Verbatim output of all the material below is required.

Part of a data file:
>> START
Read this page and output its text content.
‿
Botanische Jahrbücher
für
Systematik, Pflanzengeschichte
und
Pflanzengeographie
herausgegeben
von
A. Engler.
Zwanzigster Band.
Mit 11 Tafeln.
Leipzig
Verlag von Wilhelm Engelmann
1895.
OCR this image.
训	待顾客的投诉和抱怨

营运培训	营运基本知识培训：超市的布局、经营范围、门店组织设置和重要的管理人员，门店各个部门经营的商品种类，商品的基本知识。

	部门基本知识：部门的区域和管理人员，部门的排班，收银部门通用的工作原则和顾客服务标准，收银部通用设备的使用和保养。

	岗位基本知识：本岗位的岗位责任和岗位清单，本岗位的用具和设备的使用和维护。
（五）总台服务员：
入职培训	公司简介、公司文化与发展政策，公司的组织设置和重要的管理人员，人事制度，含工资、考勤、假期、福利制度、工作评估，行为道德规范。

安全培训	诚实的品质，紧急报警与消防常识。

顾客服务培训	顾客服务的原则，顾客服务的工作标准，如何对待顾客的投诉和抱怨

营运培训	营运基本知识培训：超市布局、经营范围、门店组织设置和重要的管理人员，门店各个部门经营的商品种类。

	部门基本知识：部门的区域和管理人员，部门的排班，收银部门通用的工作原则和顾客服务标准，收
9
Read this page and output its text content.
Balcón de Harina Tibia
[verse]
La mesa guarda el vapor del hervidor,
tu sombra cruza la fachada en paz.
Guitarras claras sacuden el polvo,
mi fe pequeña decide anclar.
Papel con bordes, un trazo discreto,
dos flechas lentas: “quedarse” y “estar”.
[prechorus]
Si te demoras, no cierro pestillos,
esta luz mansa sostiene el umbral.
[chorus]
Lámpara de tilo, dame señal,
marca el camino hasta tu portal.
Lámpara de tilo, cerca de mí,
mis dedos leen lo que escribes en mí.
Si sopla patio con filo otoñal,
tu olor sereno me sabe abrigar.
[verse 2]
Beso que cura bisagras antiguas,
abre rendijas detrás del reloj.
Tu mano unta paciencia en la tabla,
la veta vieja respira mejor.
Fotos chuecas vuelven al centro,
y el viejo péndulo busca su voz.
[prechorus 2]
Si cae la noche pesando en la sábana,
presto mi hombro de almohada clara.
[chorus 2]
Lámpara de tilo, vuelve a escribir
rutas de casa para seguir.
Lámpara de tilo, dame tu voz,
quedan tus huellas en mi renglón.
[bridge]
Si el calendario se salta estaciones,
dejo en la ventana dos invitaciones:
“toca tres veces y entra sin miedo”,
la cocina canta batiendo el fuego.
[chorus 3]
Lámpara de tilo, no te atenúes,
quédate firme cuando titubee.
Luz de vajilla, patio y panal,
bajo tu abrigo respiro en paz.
>> END
> [THE ANSWER]:
Read this page and output its text content.
‿
Botanische Jahrbücher
für
Systematik, Pflanzengeschichte
und
Pflanzengeographie
herausgegeben
von
A. Engler.
Zwanzigster Band.
Mit 11 Tafeln.
Leipzig
Verlag von Wilhelm Engelmann
1895.
OCR this image.
训	待顾客的投诉和抱怨

营运培训	营运基本知识培训：超市的布局、经营范围、门店组织设置和重要的管理人员，门店各个部门经营的商品种类，商品的基本知识。

	部门基本知识：部门的区域和管理人员，部门的排班，收银部门通用的工作原则和顾客服务标准，收银部通用设备的使用和保养。

	岗位基本知识：本岗位的岗位责任和岗位清单，本岗位的用具和设备的使用和维护。
（五）总台服务员：
入职培训	公司简介、公司文化与发展政策，公司的组织设置和重要的管理人员，人事制度，含工资、考勤、假期、福利制度、工作评估，行为道德规范。

安全培训	诚实的品质，紧急报警与消防常识。

顾客服务培训	顾客服务的原则，顾客服务的工作标准，如何对待顾客的投诉和抱怨

营运培训	营运基本知识培训：超市布局、经营范围、门店组织设置和重要的管理人员，门店各个部门经营的商品种类。

	部门基本知识：部门的区域和管理人员，部门的排班，收银部门通用的工作原则和顾客服务标准，收
9
Read this page and output its text content.
Balcón de Harina Tibia
[verse]
La mesa guarda el vapor del hervidor,
tu sombra cruza la fachada en paz.
Guitarras claras sacuden el polvo,
mi fe pequeña decide anclar.
Papel con bordes, un trazo discreto,
dos flechas lentas: “quedarse” y “estar”.
[prechorus]
Si te demoras, no cierro pestillos,
esta luz mansa sostiene el umbral.
[chorus]
Lámpara de tilo, dame señal,
marca el camino hasta tu portal.
Lámpara de tilo, cerca de mí,
mis dedos leen lo que escribes en mí.
Si sopla patio con filo otoñal,
tu olor sereno me sabe abrigar.
[verse 2]
Beso que cura bisagras antiguas,
abre rendijas detrás del reloj.
Tu mano unta paciencia en la tabla,
la veta vieja respira mejor.
Fotos chuecas vuelven al centro,
y el viejo péndulo busca su voz.
[prechorus 2]
Si cae la noche pesando en la sábana,
presto mi hombro de almohada clara.
[chorus 2]
Lámpara de tilo, vuelve a escribir
rutas de casa para seguir.
Lámpara de tilo, dame tu voz,
quedan tus huellas en mi renglón.
[bridge]
Si el calendario se salta estaciones,
dejo en la ventana dos invitaciones:
“toca tres veces y entra sin miedo”,
la cocina canta batiendo el fuego.
[chorus 3]
Lámpara de tilo, no te atenúes,
quédate firme cuando titubee.
Luz de vajilla, patio y panal,
bajo tu abrigo respiro en paz.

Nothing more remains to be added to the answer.